━━━ STORED DATA ━━━

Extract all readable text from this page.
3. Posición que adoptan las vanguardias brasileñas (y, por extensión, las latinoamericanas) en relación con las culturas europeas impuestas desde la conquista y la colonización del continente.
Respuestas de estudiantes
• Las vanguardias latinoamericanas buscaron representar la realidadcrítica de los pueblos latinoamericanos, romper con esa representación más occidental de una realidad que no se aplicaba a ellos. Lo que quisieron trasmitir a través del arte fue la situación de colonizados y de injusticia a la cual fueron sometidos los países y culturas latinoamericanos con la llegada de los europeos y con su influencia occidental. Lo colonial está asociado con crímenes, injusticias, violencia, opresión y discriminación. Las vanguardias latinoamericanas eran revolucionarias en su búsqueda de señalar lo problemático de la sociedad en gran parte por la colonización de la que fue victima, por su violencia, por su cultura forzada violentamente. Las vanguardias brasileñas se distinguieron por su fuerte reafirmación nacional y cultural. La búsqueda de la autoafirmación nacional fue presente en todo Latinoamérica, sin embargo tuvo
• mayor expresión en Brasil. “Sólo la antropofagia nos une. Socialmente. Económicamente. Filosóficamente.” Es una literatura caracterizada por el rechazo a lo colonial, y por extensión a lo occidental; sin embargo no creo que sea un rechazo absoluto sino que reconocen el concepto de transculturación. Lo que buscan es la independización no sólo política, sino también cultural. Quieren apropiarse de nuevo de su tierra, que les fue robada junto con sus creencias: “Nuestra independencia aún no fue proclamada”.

━━━

▶ _WHAT THE EXERCISE ASKS_
Please copy out each record, character for character.

▶ _IN RESPONSE_
Extract all readable text from this page.
3. Posición que adoptan las vanguardias brasileñas (y, por extensión, las latinoamericanas) en relación con las culturas europeas impuestas desde la conquista y la colonización del continente.
Respuestas de estudiantes
• Las vanguardias latinoamericanas buscaron representar la realidadcrítica de los pueblos latinoamericanos, romper con esa representación más occidental de una realidad que no se aplicaba a ellos. Lo que quisieron trasmitir a través del arte fue la situación de colonizados y de injusticia a la cual fueron sometidos los países y culturas latinoamericanos con la llegada de los europeos y con su influencia occidental. Lo colonial está asociado con crímenes, injusticias, violencia, opresión y discriminación. Las vanguardias latinoamericanas eran revolucionarias en su búsqueda de señalar lo problemático de la sociedad en gran parte por la colonización de la que fue victima, por su violencia, por su cultura forzada violentamente. Las vanguardias brasileñas se distinguieron por su fuerte reafirmación nacional y cultural. La búsqueda de la autoafirmación nacional fue presente en todo Latinoamérica, sin embargo tuvo
• mayor expresión en Brasil. “Sólo la antropofagia nos une. Socialmente. Económicamente. Filosóficamente.” Es una literatura caracterizada por el rechazo a lo colonial, y por extensión a lo occidental; sin embargo no creo que sea un rechazo absoluto sino que reconocen el concepto de transculturación. Lo que buscan es la independización no sólo política, sino también cultural. Quieren apropiarse de nuevo de su tierra, que les fue robada junto con sus creencias: “Nuestra independencia aún no fue proclamada”.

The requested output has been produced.